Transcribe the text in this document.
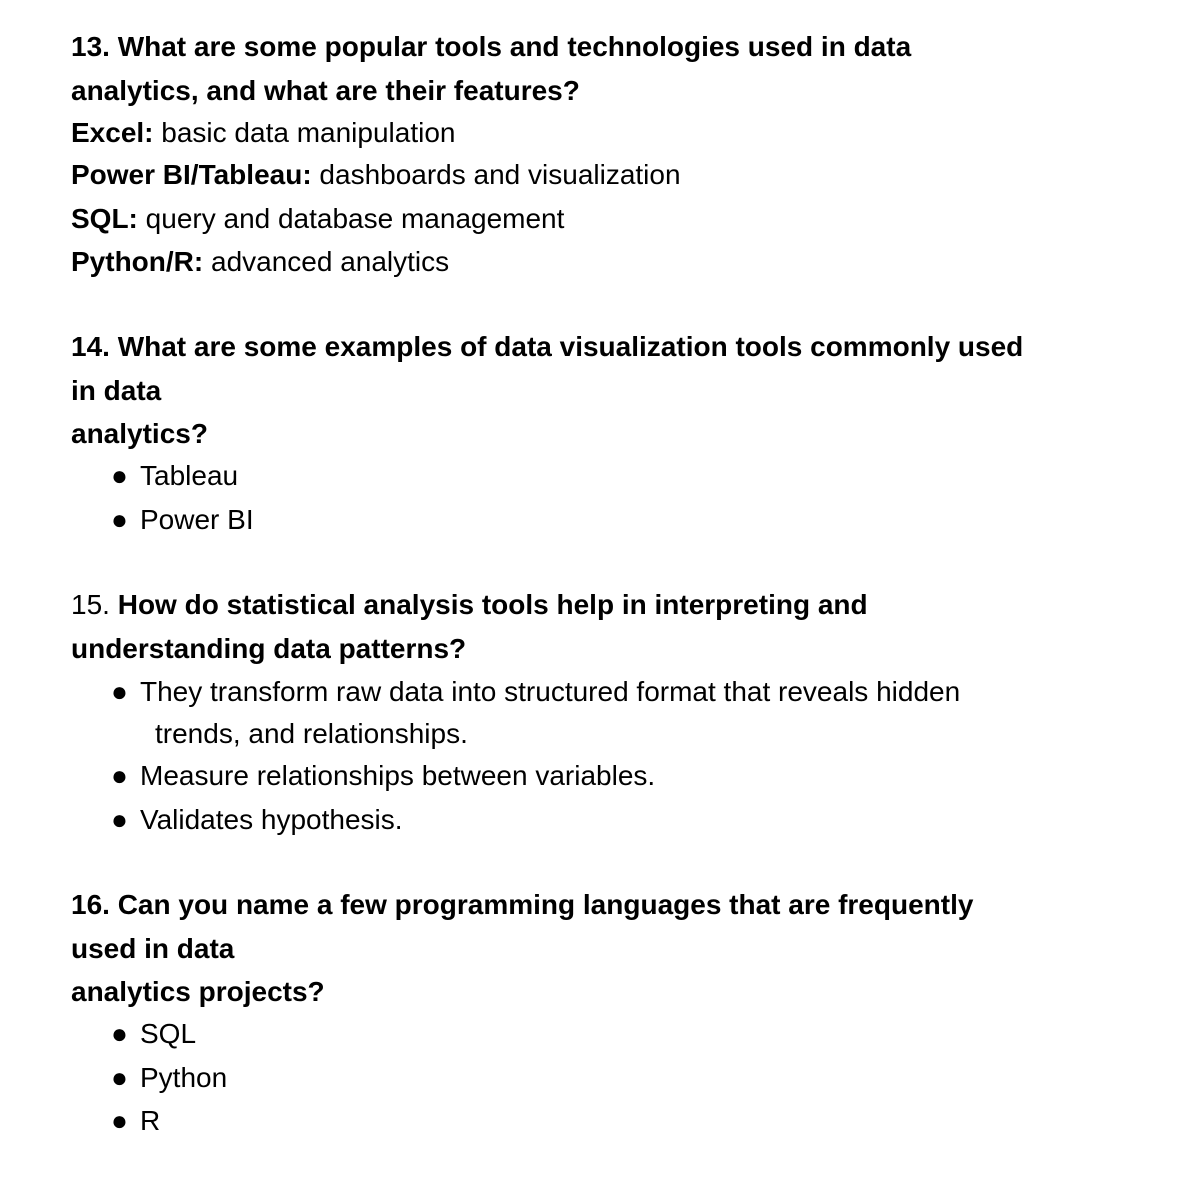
13. What are some popular tools and technologies used in data
analytics, and what are their features?
Excel: basic data manipulation
Power BI/Tableau: dashboards and visualization
SQL: query and database management
Python/R: advanced analytics
14. What are some examples of data visualization tools commonly used
in data
analytics?
● Tableau
● Power BI
15. How do statistical analysis tools help in interpreting and
understanding data patterns?
● They transform raw data into structured format that reveals hidden
trends, and relationships.
● Measure relationships between variables.
● Validates hypothesis.
16. Can you name a few programming languages that are frequently
used in data
analytics projects?
● SQL
● Python
● R
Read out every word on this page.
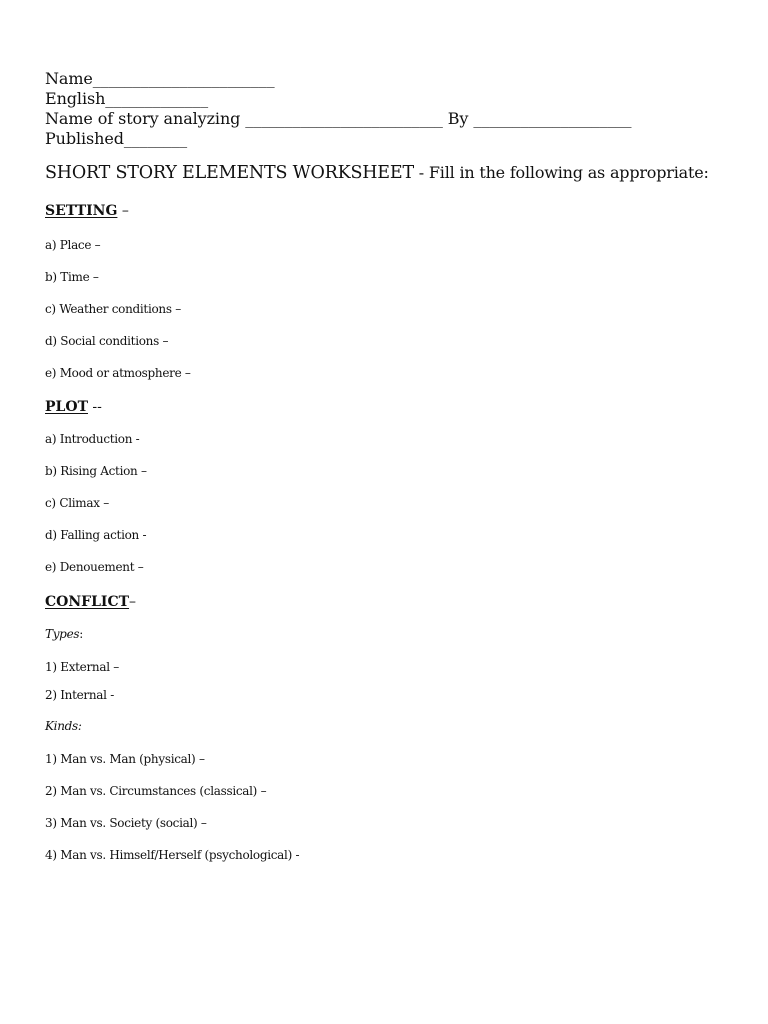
Name_______________________
English_____________
Name of story analyzing _________________________ By ____________________
Published________
SHORT STORY ELEMENTS WORKSHEET - Fill in the following as appropriate:
SETTING –
a) Place –
b) Time –
c) Weather conditions –
d) Social conditions –
e) Mood or atmosphere –
PLOT --
a) Introduction -
b) Rising Action –
c) Climax –
d) Falling action -
e) Denouement –
CONFLICT–
Types:
1) External –
2) Internal -
Kinds:
1) Man vs. Man (physical) –
2) Man vs. Circumstances (classical) –
3) Man vs. Society (social) –
4) Man vs. Himself/Herself (psychological) -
○ ○ ○ ○
▶ _Description of the task_: Scan the records above for the string "this", then select every line that holds it.

▶ _Problem solution_:
Transcribe the text in this document.
Read out every word on this page.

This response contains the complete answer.